Saved data entries:
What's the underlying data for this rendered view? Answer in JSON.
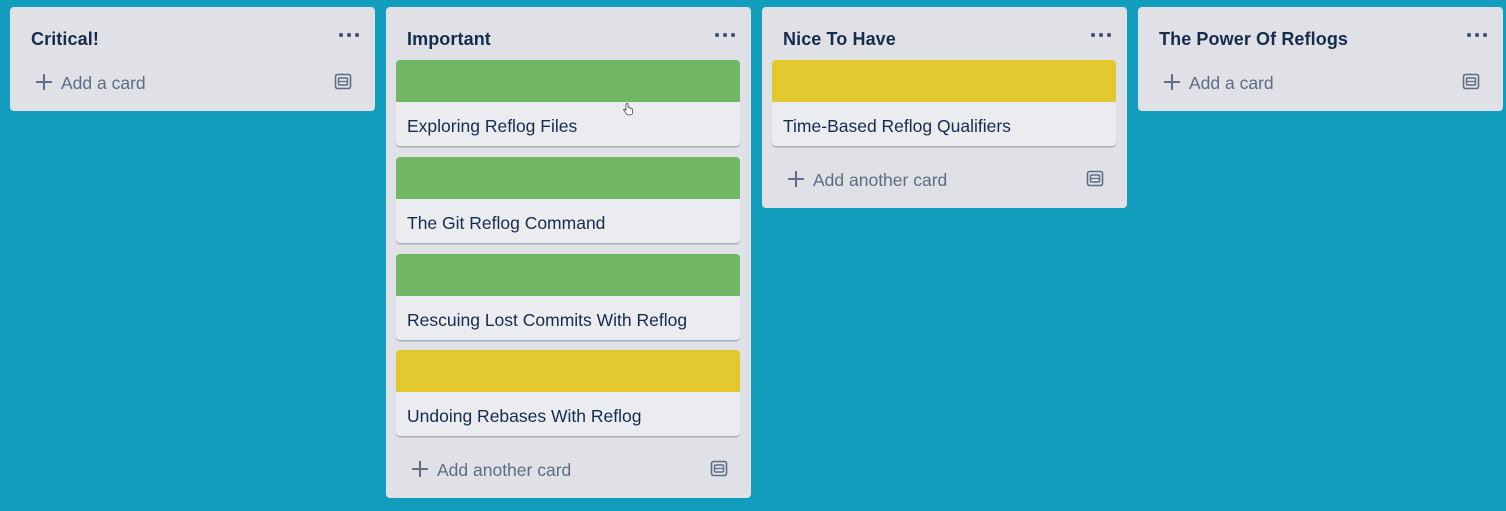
{
  "board": {
    "background_color": "#139dbd",
    "lists": [
      {
        "title": "Critical!",
        "menu_icon": "more-horizontal-icon",
        "cards": [],
        "add_label": "Add a card",
        "template_icon": "card-template-icon"
      },
      {
        "title": "Important",
        "menu_icon": "more-horizontal-icon",
        "cards": [
          {
            "title": "Exploring Reflog Files",
            "cover_color": "#70b665"
          },
          {
            "title": "The Git Reflog Command",
            "cover_color": "#70b665"
          },
          {
            "title": "Rescuing Lost Commits With Reflog",
            "cover_color": "#70b665"
          },
          {
            "title": "Undoing Rebases With Reflog",
            "cover_color": "#e4c82f"
          }
        ],
        "add_label": "Add another card",
        "template_icon": "card-template-icon"
      },
      {
        "title": "Nice To Have",
        "menu_icon": "more-horizontal-icon",
        "cards": [
          {
            "title": "Time-Based Reflog Qualifiers",
            "cover_color": "#e4c82f"
          }
        ],
        "add_label": "Add another card",
        "template_icon": "card-template-icon"
      },
      {
        "title": "The Power Of Reflogs",
        "menu_icon": "more-horizontal-icon",
        "cards": [],
        "add_label": "Add a card",
        "template_icon": "card-template-icon"
      }
    ]
  }
}
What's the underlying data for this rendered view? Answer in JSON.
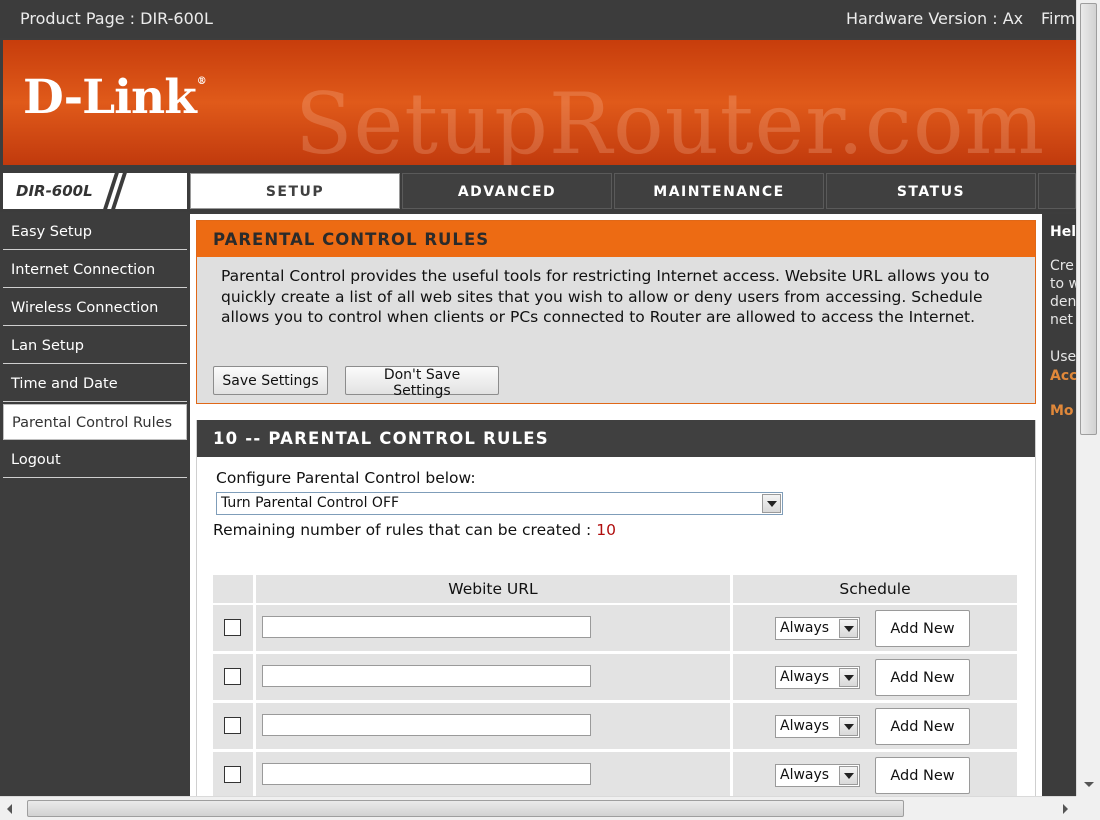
{
  "topbar": {
    "product": "Product Page : DIR-600L",
    "hardware": "Hardware Version : Ax",
    "firmware": "Firm"
  },
  "banner": {
    "logo": "D-Link",
    "logo_mark": "®",
    "watermark": "SetupRouter.com"
  },
  "nav": {
    "model": "DIR-600L",
    "tabs": [
      {
        "label": "SETUP",
        "active": true
      },
      {
        "label": "ADVANCED"
      },
      {
        "label": "MAINTENANCE"
      },
      {
        "label": "STATUS"
      }
    ]
  },
  "sidebar": {
    "items": [
      {
        "label": "Easy Setup"
      },
      {
        "label": "Internet Connection"
      },
      {
        "label": "Wireless Connection"
      },
      {
        "label": "Lan Setup"
      },
      {
        "label": "Time and Date"
      },
      {
        "label": "Parental Control Rules",
        "active": true
      },
      {
        "label": "Logout"
      }
    ]
  },
  "intro": {
    "title": "PARENTAL CONTROL RULES",
    "text": "Parental Control provides the useful tools for restricting Internet access. Website URL allows you to quickly create a list of all web sites that you wish to allow or deny users from accessing. Schedule allows you to control when clients or PCs connected to Router are allowed to access the Internet.",
    "save_label": "Save Settings",
    "dont_save_label": "Don't Save Settings"
  },
  "rules": {
    "title": "10 -- PARENTAL CONTROL RULES",
    "config_label": "Configure Parental Control below:",
    "select_value": "Turn Parental Control OFF",
    "remaining_label": "Remaining number of rules that can be created :",
    "remaining_count": "10",
    "col_url": "Webite URL",
    "col_schedule": "Schedule",
    "rows": [
      {
        "schedule": "Always",
        "button": "Add New"
      },
      {
        "schedule": "Always",
        "button": "Add New"
      },
      {
        "schedule": "Always",
        "button": "Add New"
      },
      {
        "schedule": "Always",
        "button": "Add New"
      }
    ]
  },
  "help": {
    "title": "Hel",
    "lines": [
      "Cre",
      "to w",
      "den",
      "net"
    ],
    "use": "Use",
    "link1": "Acc",
    "link2": "Mo"
  },
  "colors": {
    "accent_orange": "#ed6b13",
    "dark_gray": "#3c3c3c",
    "count_red": "#b00e0e"
  },
  "icons": {
    "dropdown": "chevron-down-icon",
    "scroll_up": "arrow-up-icon",
    "scroll_down": "arrow-down-icon",
    "scroll_left": "arrow-left-icon",
    "scroll_right": "arrow-right-icon"
  }
}
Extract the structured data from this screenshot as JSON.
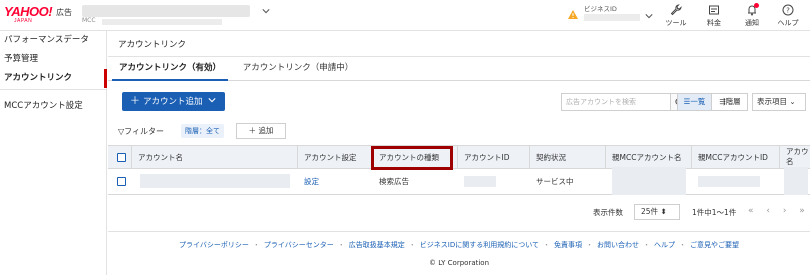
{
  "header": {
    "logo_text": "YAHOO!",
    "logo_sub": "JAPAN",
    "ads_label": "広告",
    "account_mcc_label": "MCC",
    "bizid_label": "ビジネスID",
    "tools_label": "ツール",
    "fees_label": "料金",
    "notifications_label": "通知",
    "help_label": "ヘルプ"
  },
  "sidebar": {
    "items": [
      {
        "label": "パフォーマンスデータ"
      },
      {
        "label": "予算管理"
      },
      {
        "label": "アカウントリンク"
      },
      {
        "label": "MCCアカウント設定"
      }
    ]
  },
  "main": {
    "title": "アカウントリンク",
    "tabs": [
      {
        "label": "アカウントリンク（有効）"
      },
      {
        "label": "アカウントリンク（申請中）"
      }
    ],
    "add_button_label": "アカウント追加",
    "search_placeholder": "広告アカウントを検索",
    "view_list_label": "一覧",
    "view_tree_label": "階層",
    "display_items_label": "表示項目",
    "filter_label": "フィルター",
    "filter_chip": "階層：全て",
    "filter_add_label": "追加"
  },
  "table": {
    "columns": [
      "アカウント名",
      "アカウント設定",
      "アカウントの種類",
      "アカウントID",
      "契約状況",
      "親MCCアカウント名",
      "親MCCアカウントID",
      "アカウ名"
    ],
    "rows": [
      {
        "settings": "設定",
        "type": "検索広告",
        "status": "サービス中"
      }
    ]
  },
  "pager": {
    "label": "表示件数",
    "page_size": "25件",
    "range": "1件中1〜1件",
    "nav": "« ‹ › »"
  },
  "footer": {
    "links": [
      "プライバシーポリシー",
      "プライバシーセンター",
      "広告取扱基本規定",
      "ビジネスIDに関する利用規約について",
      "免責事項",
      "お問い合わせ",
      "ヘルプ",
      "ご意見やご要望"
    ],
    "copyright": "© LY Corporation"
  },
  "colors": {
    "brand_red": "#ff0033",
    "primary_blue": "#1a5fb4",
    "highlight": "#9e0000"
  }
}
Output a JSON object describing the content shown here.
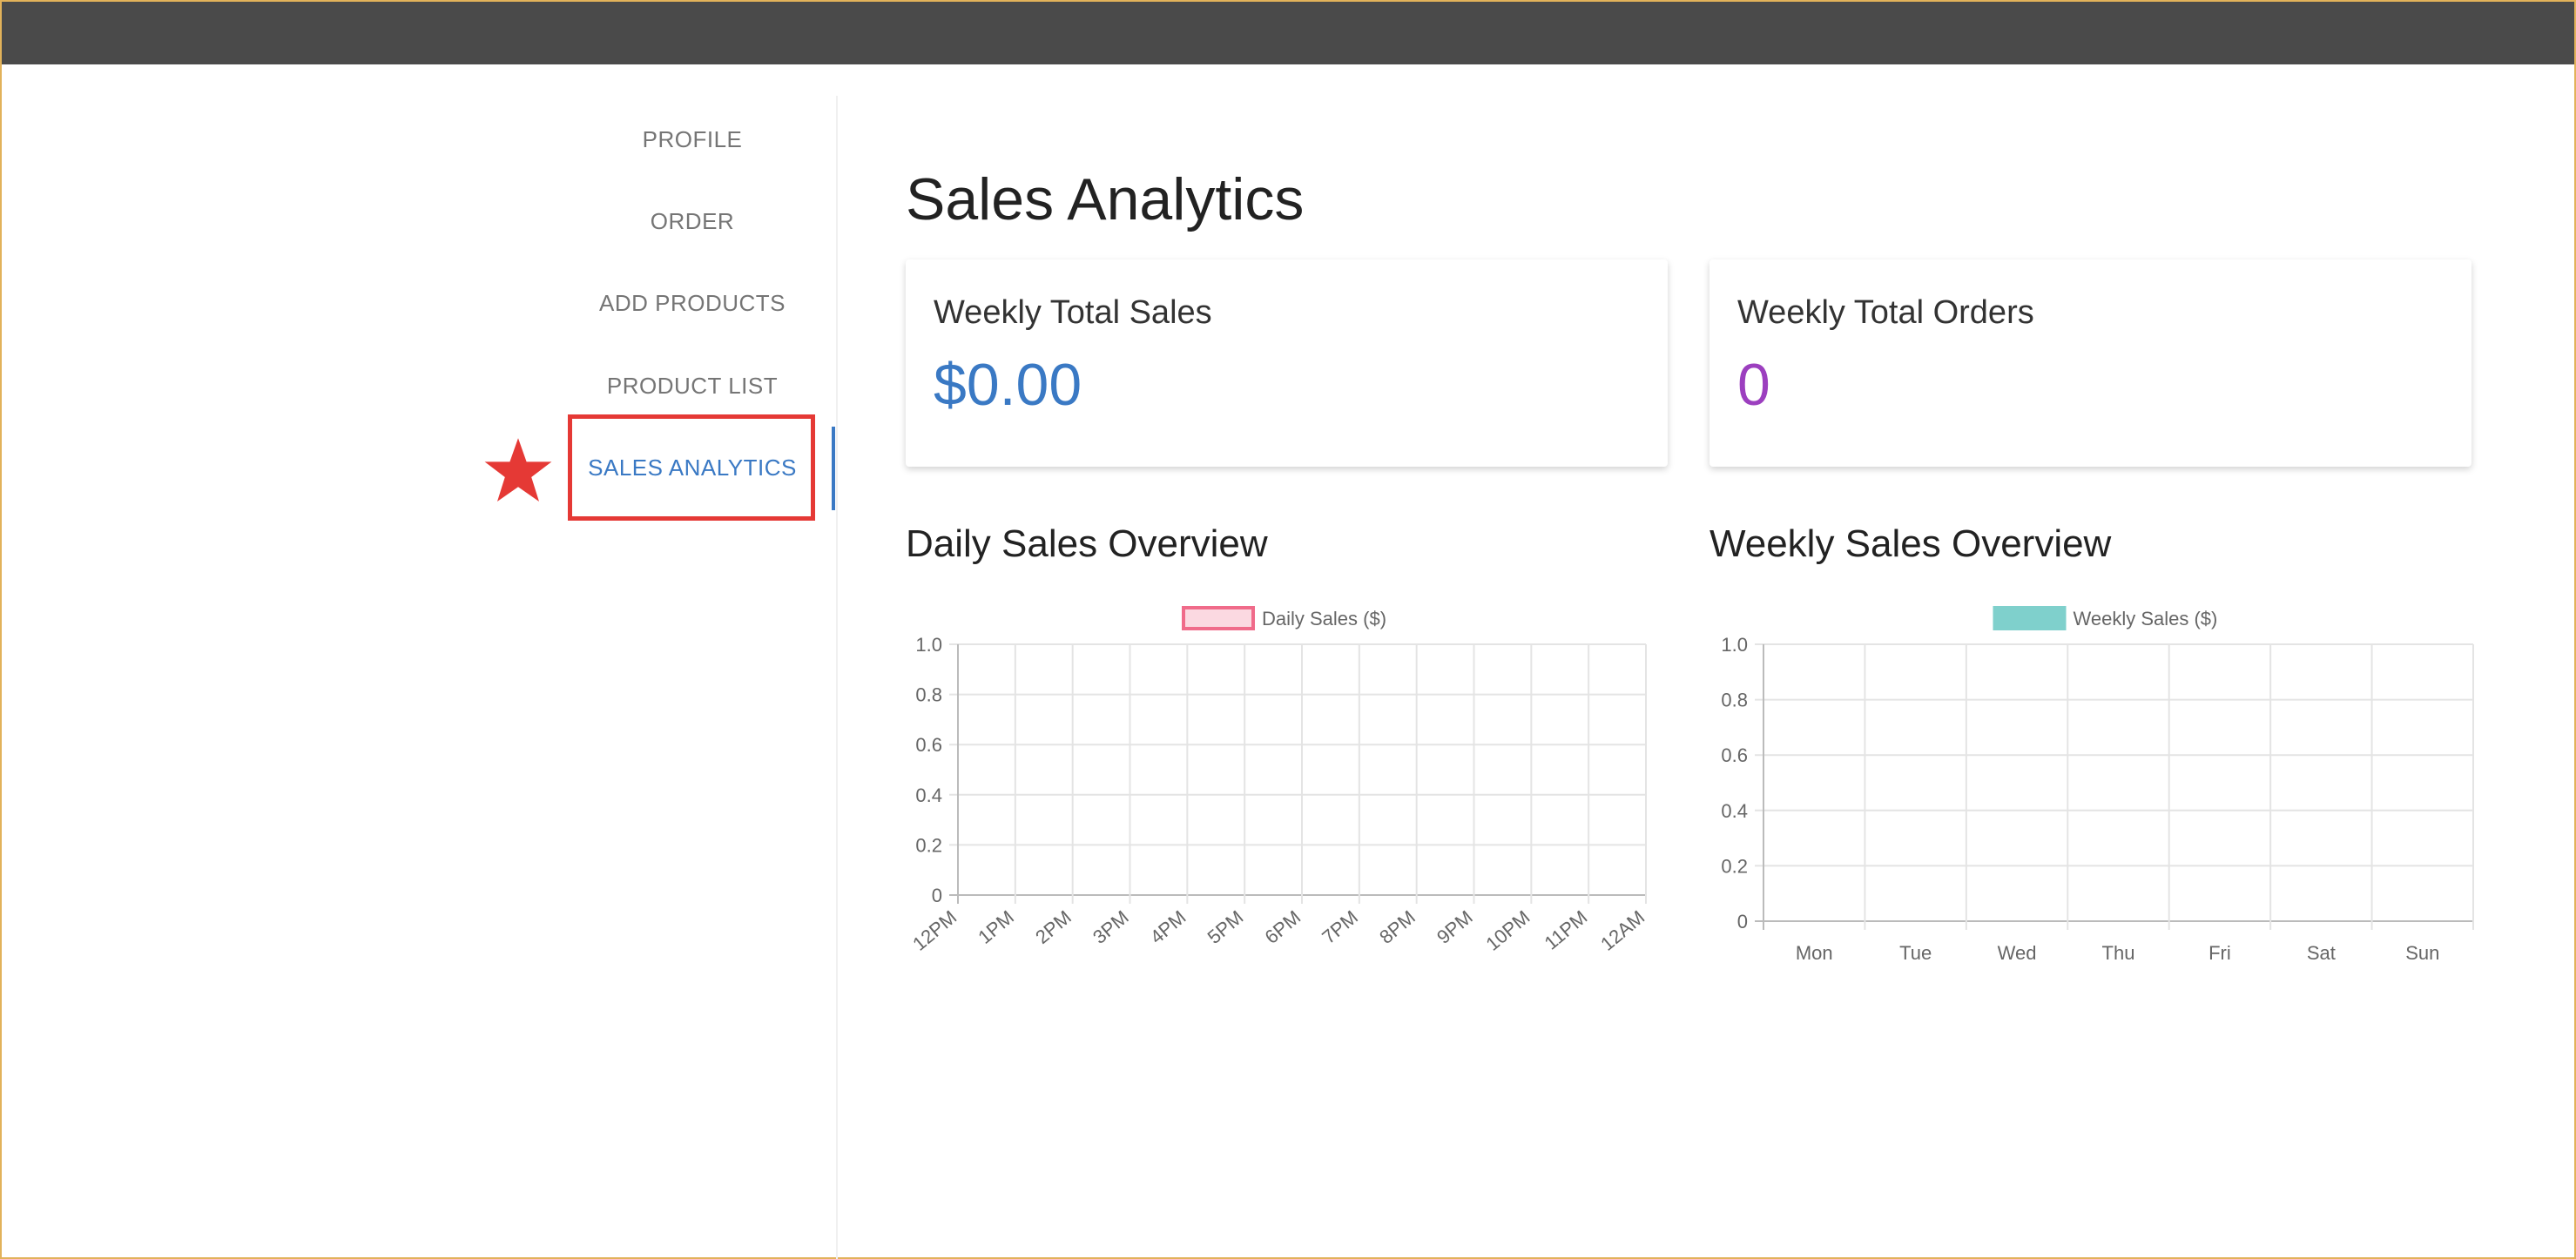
{
  "sidebar": {
    "items": [
      {
        "label": "PROFILE"
      },
      {
        "label": "ORDER"
      },
      {
        "label": "ADD PRODUCTS"
      },
      {
        "label": "PRODUCT LIST"
      },
      {
        "label": "SALES ANALYTICS",
        "active": true
      }
    ]
  },
  "main": {
    "title": "Sales Analytics",
    "cards": [
      {
        "label": "Weekly Total Sales",
        "value": "$0.00",
        "color": "#3a79c4"
      },
      {
        "label": "Weekly Total Orders",
        "value": "0",
        "color": "#9c3fbf"
      }
    ],
    "sections": {
      "daily": "Daily Sales Overview",
      "weekly": "Weekly Sales Overview"
    }
  },
  "colors": {
    "accent": "#3a79c4",
    "highlight": "#e53935",
    "topbar": "#4a4a4a",
    "daily_series": "#f06b8a",
    "weekly_series": "#7fd0cc"
  },
  "chart_data": [
    {
      "type": "bar",
      "series": [
        {
          "name": "Daily Sales ($)",
          "values": [
            0,
            0,
            0,
            0,
            0,
            0,
            0,
            0,
            0,
            0,
            0,
            0,
            0
          ]
        }
      ],
      "categories": [
        "12PM",
        "1PM",
        "2PM",
        "3PM",
        "4PM",
        "5PM",
        "6PM",
        "7PM",
        "8PM",
        "9PM",
        "10PM",
        "11PM",
        "12AM"
      ],
      "yticks": [
        "0",
        "0.2",
        "0.4",
        "0.6",
        "0.8",
        "1.0"
      ],
      "ylim": [
        0,
        1.0
      ],
      "grid": true,
      "legend": "top"
    },
    {
      "type": "bar",
      "series": [
        {
          "name": "Weekly Sales ($)",
          "values": [
            0,
            0,
            0,
            0,
            0,
            0,
            0
          ]
        }
      ],
      "categories": [
        "Mon",
        "Tue",
        "Wed",
        "Thu",
        "Fri",
        "Sat",
        "Sun"
      ],
      "yticks": [
        "0",
        "0.2",
        "0.4",
        "0.6",
        "0.8",
        "1.0"
      ],
      "ylim": [
        0,
        1.0
      ],
      "grid": true,
      "legend": "top"
    }
  ]
}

== Problem to solve ==
Copy each line of the records containing the string "that".

== Solution to this problem ==
    "text": "Parental Control provides the useful tools for restricting Internet access. Website URL allows you to quickly create a list of all web sites that you wish to allow or deny users from accessing. Schedule allows you to control when clients or PCs connected to Router are allowed to access the Internet.",
    "remaining_label": "Remaining number of rules that can be created :",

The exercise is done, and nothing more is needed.